◆ REQUEST
State how many lines in the listing below include the word "антидепрессантами", and add nothing besides the number.

◆ RECORDS FOR THIS TASK
□ □ □ □
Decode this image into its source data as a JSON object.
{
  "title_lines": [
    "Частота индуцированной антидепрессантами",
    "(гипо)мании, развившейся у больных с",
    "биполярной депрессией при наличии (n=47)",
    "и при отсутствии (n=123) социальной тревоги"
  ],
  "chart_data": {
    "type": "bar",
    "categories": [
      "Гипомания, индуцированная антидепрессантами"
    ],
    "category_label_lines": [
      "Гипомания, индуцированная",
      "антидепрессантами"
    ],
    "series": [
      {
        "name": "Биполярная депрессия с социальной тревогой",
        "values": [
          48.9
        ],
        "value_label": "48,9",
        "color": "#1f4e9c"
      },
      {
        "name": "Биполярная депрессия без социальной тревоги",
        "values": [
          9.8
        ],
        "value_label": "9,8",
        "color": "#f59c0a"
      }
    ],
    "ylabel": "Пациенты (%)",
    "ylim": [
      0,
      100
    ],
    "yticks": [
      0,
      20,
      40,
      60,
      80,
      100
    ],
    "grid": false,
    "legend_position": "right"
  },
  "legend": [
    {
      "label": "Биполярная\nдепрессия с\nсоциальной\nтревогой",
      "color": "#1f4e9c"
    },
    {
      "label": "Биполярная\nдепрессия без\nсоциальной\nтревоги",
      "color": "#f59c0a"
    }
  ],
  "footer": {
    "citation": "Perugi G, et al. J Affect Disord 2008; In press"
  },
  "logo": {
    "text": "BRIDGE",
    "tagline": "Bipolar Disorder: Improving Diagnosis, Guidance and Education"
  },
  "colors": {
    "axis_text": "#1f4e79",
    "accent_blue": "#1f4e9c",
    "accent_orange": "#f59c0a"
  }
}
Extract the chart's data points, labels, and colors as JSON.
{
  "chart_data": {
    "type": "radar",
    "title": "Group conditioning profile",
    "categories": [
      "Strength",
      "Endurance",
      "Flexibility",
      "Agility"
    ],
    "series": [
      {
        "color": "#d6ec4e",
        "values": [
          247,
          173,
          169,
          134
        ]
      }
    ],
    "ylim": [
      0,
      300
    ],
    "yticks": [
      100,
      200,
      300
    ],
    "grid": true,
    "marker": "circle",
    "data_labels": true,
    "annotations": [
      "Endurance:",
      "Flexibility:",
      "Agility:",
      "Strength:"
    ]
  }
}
□ □ □ □
◆ COMPLETE ANSWER
3